Task statement: Extract the complete listing and output it unchanged.

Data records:
==========

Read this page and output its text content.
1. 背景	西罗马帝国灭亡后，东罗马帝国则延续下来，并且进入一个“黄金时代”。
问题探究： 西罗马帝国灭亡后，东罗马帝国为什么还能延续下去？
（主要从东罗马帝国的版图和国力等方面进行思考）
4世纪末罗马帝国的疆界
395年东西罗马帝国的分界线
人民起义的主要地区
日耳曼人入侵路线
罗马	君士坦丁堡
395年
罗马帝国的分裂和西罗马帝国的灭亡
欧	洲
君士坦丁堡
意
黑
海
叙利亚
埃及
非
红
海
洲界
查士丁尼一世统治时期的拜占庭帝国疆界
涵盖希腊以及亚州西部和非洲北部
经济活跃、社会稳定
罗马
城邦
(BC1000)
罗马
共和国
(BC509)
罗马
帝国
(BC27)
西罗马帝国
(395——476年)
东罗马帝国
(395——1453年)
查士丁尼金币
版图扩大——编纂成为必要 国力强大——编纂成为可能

==========

Complete output:
Read this page and output its text content.
1. 背景	西罗马帝国灭亡后，东罗马帝国则延续下来，并且进入一个“黄金时代”。
问题探究： 西罗马帝国灭亡后，东罗马帝国为什么还能延续下去？
（主要从东罗马帝国的版图和国力等方面进行思考）
4世纪末罗马帝国的疆界
395年东西罗马帝国的分界线
人民起义的主要地区
日耳曼人入侵路线
罗马	君士坦丁堡
395年
罗马帝国的分裂和西罗马帝国的灭亡
欧	洲
君士坦丁堡
意
黑
海
叙利亚
埃及
非
红
海
洲界
查士丁尼一世统治时期的拜占庭帝国疆界
涵盖希腊以及亚州西部和非洲北部
经济活跃、社会稳定
罗马
城邦
(BC1000)
罗马
共和国
(BC509)
罗马
帝国
(BC27)
西罗马帝国
(395——476年)
东罗马帝国
(395——1453年)
查士丁尼金币
版图扩大——编纂成为必要 国力强大——编纂成为可能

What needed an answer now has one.